WHAT YOU ARE ASKED TO DO = Transcribe the listing verbatim. Do not carry over any pictures.

DATA FOR THIS TASK =
###

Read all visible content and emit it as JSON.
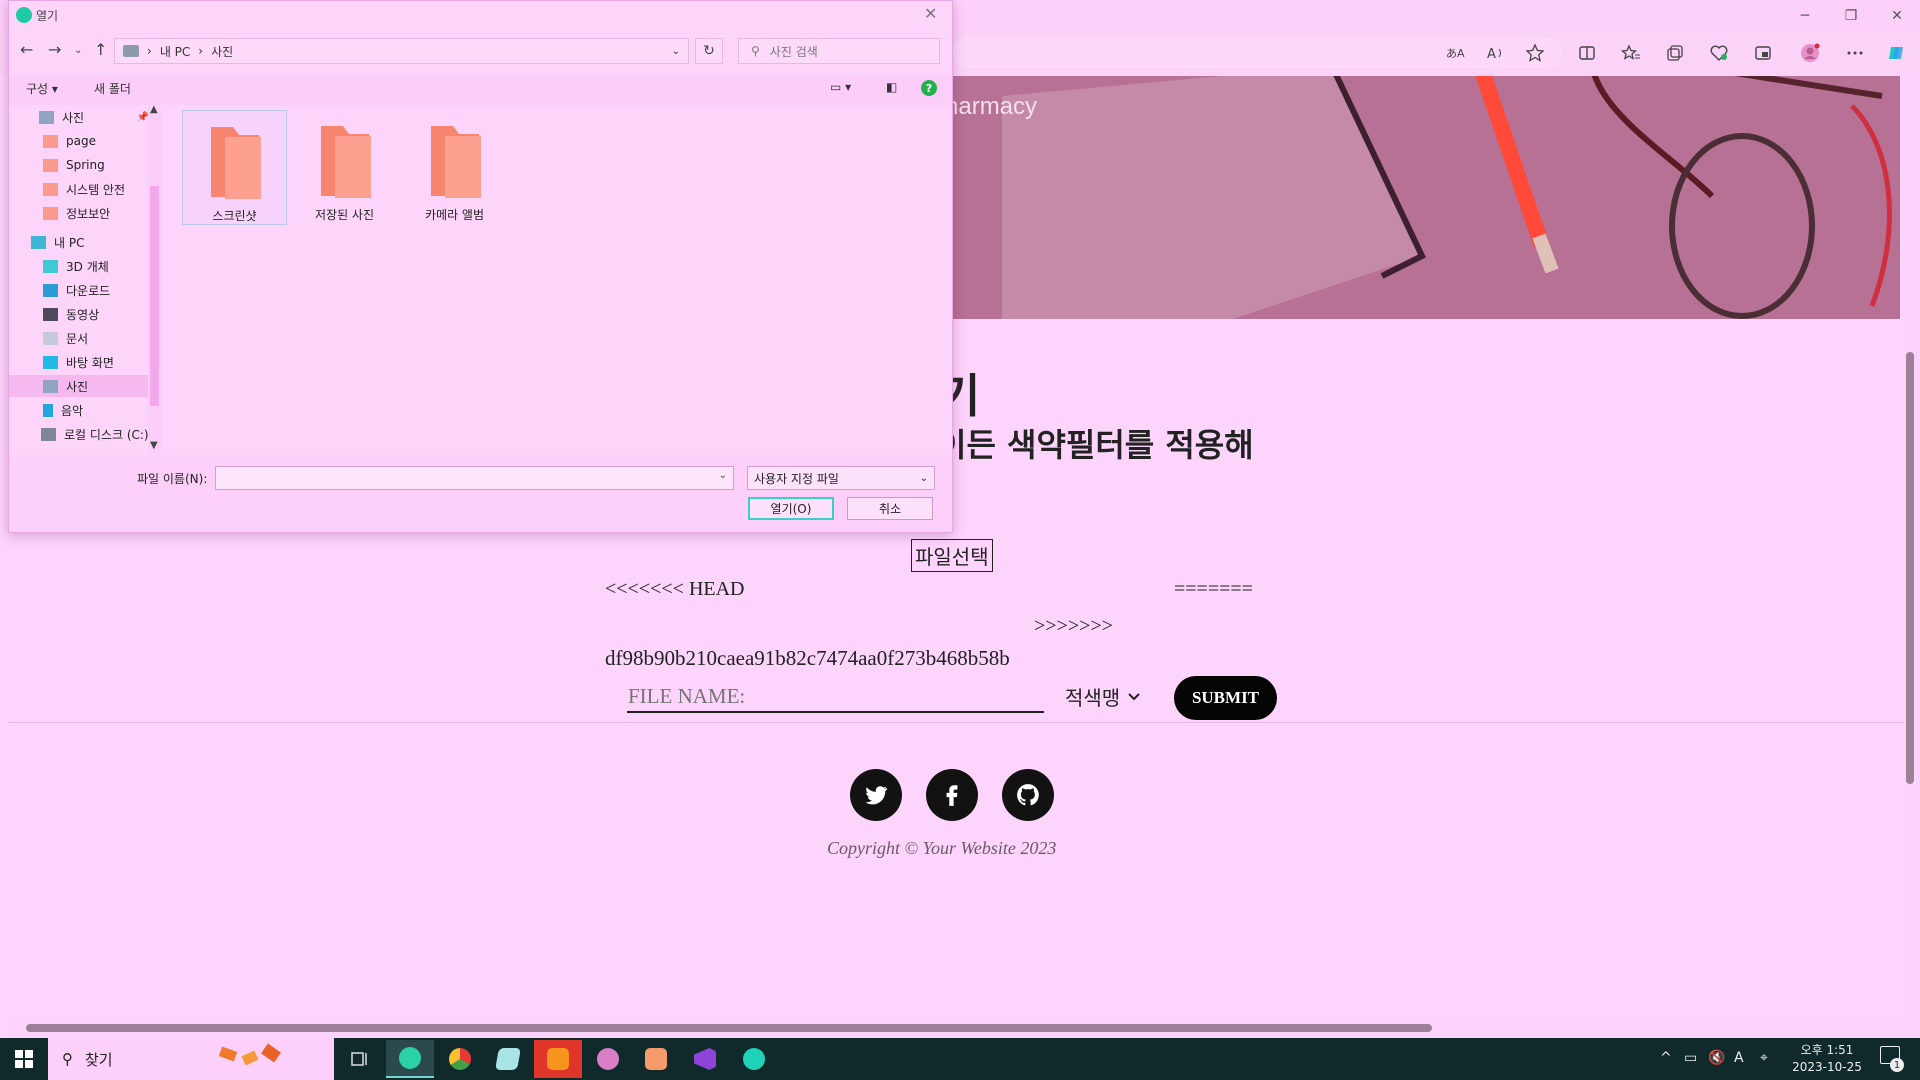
{
  "browser": {
    "window_buttons": [
      "─",
      "❐",
      "✕"
    ],
    "hero_text": "harmacy"
  },
  "page": {
    "heading_1": "기",
    "heading_2": "이든 색약필터를 적용해",
    "file_choose_label": "파일선택",
    "conflict_head": "<<<<<<< HEAD",
    "conflict_separator": "=======",
    "conflict_end": ">>>>>>>",
    "commit_hash": "df98b90b210caea91b82c7474aa0f273b468b58b",
    "filename_placeholder": "FILE NAME:",
    "filter_select_value": "적색맹",
    "submit_label": "SUBMIT",
    "social_icons": [
      "twitter-icon",
      "facebook-icon",
      "github-icon"
    ],
    "copyright": "Copyright © Your Website 2023"
  },
  "dialog": {
    "title": "열기",
    "path": [
      "내 PC",
      "사진"
    ],
    "search_placeholder": "사진 검색",
    "toolbar": {
      "organize": "구성 ▾",
      "new_folder": "새 폴더"
    },
    "nav_items": [
      {
        "label": "사진",
        "icon": "pictures-icon",
        "pinned": true
      },
      {
        "label": "page",
        "icon": "folder-icon"
      },
      {
        "label": "Spring",
        "icon": "folder-icon"
      },
      {
        "label": "시스템 안전",
        "icon": "folder-icon"
      },
      {
        "label": "정보보안",
        "icon": "folder-icon"
      },
      {
        "label": "내 PC",
        "icon": "computer-icon"
      },
      {
        "label": "3D 개체",
        "icon": "3d-objects-icon"
      },
      {
        "label": "다운로드",
        "icon": "download-icon"
      },
      {
        "label": "동영상",
        "icon": "video-icon"
      },
      {
        "label": "문서",
        "icon": "document-icon"
      },
      {
        "label": "바탕 화면",
        "icon": "desktop-icon"
      },
      {
        "label": "사진",
        "icon": "pictures-icon",
        "selected": true
      },
      {
        "label": "음악",
        "icon": "music-icon"
      },
      {
        "label": "로컬 디스크 (C:)",
        "icon": "drive-icon"
      }
    ],
    "folders": [
      "스크린샷",
      "저장된 사진",
      "카메라 앨범"
    ],
    "filename_label": "파일 이름(N):",
    "filename_value": "",
    "filetype_value": "사용자 지정 파일",
    "open_label": "열기(O)",
    "cancel_label": "취소"
  },
  "taskbar": {
    "search_label": "찾기",
    "time": "오후 1:51",
    "date": "2023-10-25",
    "notification_count": "1",
    "ime": "A"
  },
  "colors": {
    "accent": "#fdd4fb",
    "folder": "#fb9a8b",
    "taskbar": "#102a2c",
    "submit": "#050505"
  }
}
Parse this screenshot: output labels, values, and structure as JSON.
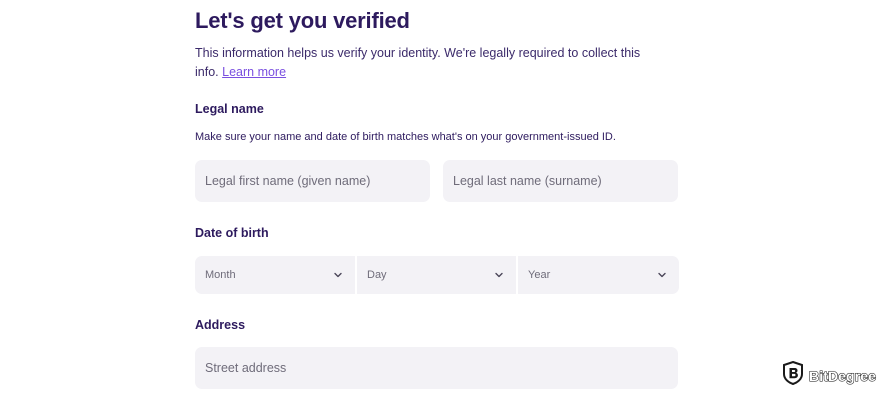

###

SOLUTION =
Read all visible content and emit it as JSON.
{
  "browser": {
    "window_buttons": [
      "─",
      "❐",
      "✕"
    ],
    "hero_text": "harmacy"
  },
  "page": {
    "heading_1": "기",
    "heading_2": "이든 색약필터를 적용해",
    "file_choose_label": "파일선택",
    "conflict_head": "<<<<<<< HEAD",
    "conflict_separator": "=======",
    "conflict_end": ">>>>>>>",
    "commit_hash": "df98b90b210caea91b82c7474aa0f273b468b58b",
    "filename_placeholder": "FILE NAME:",
    "filter_select_value": "적색맹",
    "submit_label": "SUBMIT",
    "social_icons": [
      "twitter-icon",
      "facebook-icon",
      "github-icon"
    ],
    "copyright": "Copyright © Your Website 2023"
  },
  "dialog": {
    "title": "열기",
    "path": [
      "내 PC",
      "사진"
    ],
    "search_placeholder": "사진 검색",
    "toolbar": {
      "organize": "구성 ▾",
      "new_folder": "새 폴더"
    },
    "nav_items": [
      {
        "label": "사진",
        "icon": "pictures-icon",
        "pinned": true
      },
      {
        "label": "page",
        "icon": "folder-icon"
      },
      {
        "label": "Spring",
        "icon": "folder-icon"
      },
      {
        "label": "시스템 안전",
        "icon": "folder-icon"
      },
      {
        "label": "정보보안",
        "icon": "folder-icon"
      },
      {
        "label": "내 PC",
        "icon": "computer-icon"
      },
      {
        "label": "3D 개체",
        "icon": "3d-objects-icon"
      },
      {
        "label": "다운로드",
        "icon": "download-icon"
      },
      {
        "label": "동영상",
        "icon": "video-icon"
      },
      {
        "label": "문서",
        "icon": "document-icon"
      },
      {
        "label": "바탕 화면",
        "icon": "desktop-icon"
      },
      {
        "label": "사진",
        "icon": "pictures-icon",
        "selected": true
      },
      {
        "label": "음악",
        "icon": "music-icon"
      },
      {
        "label": "로컬 디스크 (C:)",
        "icon": "drive-icon"
      }
    ],
    "folders": [
      "스크린샷",
      "저장된 사진",
      "카메라 앨범"
    ],
    "filename_label": "파일 이름(N):",
    "filename_value": "",
    "filetype_value": "사용자 지정 파일",
    "open_label": "열기(O)",
    "cancel_label": "취소"
  },
  "taskbar": {
    "search_label": "찾기",
    "time": "오후 1:51",
    "date": "2023-10-25",
    "notification_count": "1",
    "ime": "A"
  },
  "colors": {
    "accent": "#fdd4fb",
    "folder": "#fb9a8b",
    "taskbar": "#102a2c",
    "submit": "#050505"
  }
}
Parse this screenshot: output labels, values, and structure as JSON.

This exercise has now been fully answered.